## Instruction:
Filter the listing below, copying every line in which the word "JSON" appears.

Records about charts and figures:

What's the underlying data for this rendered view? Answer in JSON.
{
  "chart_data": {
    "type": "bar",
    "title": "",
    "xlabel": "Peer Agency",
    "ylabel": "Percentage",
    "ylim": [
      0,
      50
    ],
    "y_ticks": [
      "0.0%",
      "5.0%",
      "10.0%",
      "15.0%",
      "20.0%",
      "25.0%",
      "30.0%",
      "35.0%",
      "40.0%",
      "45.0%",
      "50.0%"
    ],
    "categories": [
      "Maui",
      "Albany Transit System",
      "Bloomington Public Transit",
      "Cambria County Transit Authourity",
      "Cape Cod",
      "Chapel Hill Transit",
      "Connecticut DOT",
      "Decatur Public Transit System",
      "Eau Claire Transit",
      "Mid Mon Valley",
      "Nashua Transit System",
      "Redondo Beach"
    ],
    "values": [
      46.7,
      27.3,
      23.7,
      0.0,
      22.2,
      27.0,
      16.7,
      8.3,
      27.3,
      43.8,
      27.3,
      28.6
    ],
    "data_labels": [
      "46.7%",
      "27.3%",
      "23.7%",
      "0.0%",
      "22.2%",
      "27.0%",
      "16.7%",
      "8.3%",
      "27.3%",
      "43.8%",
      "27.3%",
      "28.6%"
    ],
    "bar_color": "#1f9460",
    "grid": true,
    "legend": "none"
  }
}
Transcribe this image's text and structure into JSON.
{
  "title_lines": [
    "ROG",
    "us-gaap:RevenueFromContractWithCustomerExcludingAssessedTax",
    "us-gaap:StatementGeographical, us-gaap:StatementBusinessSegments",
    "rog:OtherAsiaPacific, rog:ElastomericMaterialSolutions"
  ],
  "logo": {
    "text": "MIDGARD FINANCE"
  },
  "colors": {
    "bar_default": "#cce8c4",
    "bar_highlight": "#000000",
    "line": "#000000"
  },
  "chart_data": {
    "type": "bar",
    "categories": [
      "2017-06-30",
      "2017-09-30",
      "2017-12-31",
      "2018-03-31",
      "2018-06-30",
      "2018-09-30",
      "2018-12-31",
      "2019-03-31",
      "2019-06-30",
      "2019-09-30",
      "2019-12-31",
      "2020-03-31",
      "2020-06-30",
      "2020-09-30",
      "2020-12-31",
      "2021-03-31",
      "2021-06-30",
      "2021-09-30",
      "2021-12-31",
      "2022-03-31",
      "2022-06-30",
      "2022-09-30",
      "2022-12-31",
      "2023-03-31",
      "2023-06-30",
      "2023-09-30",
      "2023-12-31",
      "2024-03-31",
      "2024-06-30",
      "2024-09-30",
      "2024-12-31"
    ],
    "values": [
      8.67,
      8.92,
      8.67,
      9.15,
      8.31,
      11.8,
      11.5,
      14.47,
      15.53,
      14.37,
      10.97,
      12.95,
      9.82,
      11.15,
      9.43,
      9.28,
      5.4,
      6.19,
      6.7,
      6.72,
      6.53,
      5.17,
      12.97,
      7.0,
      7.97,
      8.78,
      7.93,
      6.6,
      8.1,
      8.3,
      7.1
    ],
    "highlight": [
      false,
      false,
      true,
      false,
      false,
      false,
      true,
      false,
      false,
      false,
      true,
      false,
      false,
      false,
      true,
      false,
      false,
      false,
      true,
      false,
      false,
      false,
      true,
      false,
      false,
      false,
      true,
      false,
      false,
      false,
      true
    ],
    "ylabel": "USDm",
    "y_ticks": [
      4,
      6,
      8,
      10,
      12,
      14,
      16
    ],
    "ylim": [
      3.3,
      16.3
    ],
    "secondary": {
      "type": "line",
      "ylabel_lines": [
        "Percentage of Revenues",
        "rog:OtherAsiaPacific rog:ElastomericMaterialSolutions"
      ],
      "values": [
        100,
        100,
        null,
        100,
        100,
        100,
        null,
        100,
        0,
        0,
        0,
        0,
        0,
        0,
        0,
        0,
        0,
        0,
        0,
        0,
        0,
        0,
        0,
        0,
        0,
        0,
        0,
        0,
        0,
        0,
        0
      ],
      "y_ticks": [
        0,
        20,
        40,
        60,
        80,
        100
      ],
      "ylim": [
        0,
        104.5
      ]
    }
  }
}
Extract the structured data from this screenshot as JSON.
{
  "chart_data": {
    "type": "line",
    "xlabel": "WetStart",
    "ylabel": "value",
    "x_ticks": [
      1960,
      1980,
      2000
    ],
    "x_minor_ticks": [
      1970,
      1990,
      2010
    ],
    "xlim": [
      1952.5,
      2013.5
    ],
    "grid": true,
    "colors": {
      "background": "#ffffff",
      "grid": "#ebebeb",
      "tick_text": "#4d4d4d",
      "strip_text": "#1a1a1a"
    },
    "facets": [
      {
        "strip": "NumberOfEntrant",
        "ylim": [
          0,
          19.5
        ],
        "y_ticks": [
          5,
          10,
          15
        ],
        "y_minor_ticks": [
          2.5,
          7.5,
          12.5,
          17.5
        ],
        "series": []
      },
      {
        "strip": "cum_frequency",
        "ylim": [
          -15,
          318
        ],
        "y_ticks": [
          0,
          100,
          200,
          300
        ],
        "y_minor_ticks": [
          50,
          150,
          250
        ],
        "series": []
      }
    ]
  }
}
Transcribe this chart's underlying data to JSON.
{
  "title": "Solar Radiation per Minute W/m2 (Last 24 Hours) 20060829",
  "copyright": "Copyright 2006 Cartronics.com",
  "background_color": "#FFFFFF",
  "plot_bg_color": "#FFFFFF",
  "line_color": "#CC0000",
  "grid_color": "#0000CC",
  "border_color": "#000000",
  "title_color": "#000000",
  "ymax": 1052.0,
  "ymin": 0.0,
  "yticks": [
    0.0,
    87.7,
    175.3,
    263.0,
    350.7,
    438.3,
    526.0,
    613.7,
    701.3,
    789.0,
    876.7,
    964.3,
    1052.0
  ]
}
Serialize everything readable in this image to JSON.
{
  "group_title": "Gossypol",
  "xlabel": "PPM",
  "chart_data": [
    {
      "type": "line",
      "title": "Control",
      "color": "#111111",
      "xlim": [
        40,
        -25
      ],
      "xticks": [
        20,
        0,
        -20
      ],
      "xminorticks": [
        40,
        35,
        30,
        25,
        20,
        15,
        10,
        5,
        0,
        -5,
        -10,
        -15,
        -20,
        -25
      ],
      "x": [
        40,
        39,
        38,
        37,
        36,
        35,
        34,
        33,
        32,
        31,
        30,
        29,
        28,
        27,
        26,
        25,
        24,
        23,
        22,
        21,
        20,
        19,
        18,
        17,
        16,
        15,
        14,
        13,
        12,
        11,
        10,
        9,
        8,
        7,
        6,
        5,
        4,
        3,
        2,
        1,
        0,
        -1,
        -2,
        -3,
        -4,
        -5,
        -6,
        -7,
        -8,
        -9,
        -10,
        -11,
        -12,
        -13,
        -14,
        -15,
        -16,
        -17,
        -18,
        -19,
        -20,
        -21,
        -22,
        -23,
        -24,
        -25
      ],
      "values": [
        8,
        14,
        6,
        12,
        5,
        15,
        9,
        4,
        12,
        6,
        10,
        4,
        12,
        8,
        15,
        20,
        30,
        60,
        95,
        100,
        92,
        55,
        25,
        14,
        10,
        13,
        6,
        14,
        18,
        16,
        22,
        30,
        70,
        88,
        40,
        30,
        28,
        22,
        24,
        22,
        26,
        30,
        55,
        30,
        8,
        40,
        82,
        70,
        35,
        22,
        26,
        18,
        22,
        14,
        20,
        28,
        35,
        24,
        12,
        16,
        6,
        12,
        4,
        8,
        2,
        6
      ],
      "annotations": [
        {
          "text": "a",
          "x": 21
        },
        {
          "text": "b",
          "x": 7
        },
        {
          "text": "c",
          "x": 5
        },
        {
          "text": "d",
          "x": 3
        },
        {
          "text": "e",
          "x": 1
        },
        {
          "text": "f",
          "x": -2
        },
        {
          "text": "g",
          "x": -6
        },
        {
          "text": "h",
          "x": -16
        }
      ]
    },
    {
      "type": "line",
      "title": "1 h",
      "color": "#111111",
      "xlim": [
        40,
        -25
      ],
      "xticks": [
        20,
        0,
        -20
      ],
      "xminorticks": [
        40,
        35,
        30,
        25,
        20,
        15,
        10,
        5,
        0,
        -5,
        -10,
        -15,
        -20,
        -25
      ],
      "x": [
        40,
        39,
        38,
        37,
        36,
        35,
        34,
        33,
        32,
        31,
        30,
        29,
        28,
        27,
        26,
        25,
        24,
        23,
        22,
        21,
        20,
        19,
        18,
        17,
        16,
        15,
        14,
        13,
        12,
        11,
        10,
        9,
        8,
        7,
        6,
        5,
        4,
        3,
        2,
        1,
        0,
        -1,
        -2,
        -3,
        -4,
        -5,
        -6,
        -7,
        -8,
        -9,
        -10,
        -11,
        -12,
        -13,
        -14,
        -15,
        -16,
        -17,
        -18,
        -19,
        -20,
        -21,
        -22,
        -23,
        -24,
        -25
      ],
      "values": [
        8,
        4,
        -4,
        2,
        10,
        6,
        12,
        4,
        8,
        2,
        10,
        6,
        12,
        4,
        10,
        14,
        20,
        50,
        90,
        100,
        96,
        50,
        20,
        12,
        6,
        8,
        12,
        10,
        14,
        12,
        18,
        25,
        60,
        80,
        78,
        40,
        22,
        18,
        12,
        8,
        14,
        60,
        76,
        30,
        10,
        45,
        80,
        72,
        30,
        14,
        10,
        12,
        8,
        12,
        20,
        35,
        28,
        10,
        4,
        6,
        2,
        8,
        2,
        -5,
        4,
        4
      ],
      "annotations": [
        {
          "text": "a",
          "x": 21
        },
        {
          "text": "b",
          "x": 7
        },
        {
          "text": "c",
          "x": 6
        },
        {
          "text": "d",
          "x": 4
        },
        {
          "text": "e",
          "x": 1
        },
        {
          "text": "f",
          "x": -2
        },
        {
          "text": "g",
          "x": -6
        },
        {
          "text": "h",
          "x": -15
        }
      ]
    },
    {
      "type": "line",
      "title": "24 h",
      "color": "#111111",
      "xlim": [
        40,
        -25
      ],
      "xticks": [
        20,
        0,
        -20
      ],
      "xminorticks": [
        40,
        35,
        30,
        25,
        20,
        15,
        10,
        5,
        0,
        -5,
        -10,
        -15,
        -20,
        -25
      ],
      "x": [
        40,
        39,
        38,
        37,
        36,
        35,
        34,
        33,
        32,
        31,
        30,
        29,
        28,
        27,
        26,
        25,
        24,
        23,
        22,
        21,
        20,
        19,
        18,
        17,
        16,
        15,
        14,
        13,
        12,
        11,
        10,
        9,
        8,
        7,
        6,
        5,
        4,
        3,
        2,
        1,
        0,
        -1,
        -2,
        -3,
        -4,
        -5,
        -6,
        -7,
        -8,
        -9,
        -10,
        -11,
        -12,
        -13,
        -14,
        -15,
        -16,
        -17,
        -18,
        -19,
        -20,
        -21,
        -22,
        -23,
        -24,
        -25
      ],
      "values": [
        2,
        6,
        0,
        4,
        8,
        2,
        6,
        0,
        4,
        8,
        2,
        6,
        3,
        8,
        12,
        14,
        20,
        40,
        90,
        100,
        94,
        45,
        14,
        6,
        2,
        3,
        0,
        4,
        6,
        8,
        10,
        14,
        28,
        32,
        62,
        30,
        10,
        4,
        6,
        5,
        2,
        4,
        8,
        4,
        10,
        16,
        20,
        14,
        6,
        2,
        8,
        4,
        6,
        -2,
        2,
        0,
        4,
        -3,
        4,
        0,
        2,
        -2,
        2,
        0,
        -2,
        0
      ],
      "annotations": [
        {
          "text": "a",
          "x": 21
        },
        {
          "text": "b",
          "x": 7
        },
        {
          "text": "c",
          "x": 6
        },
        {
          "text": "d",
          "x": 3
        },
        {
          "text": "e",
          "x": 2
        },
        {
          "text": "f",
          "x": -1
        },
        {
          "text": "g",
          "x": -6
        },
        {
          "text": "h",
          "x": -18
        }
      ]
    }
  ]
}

## Solved problem:
What's the underlying data for this rendered view? Answer in JSON.
Transcribe this image's text and structure into JSON.
Extract the structured data from this screenshot as JSON.
Transcribe this chart's underlying data to JSON.
Serialize everything readable in this image to JSON.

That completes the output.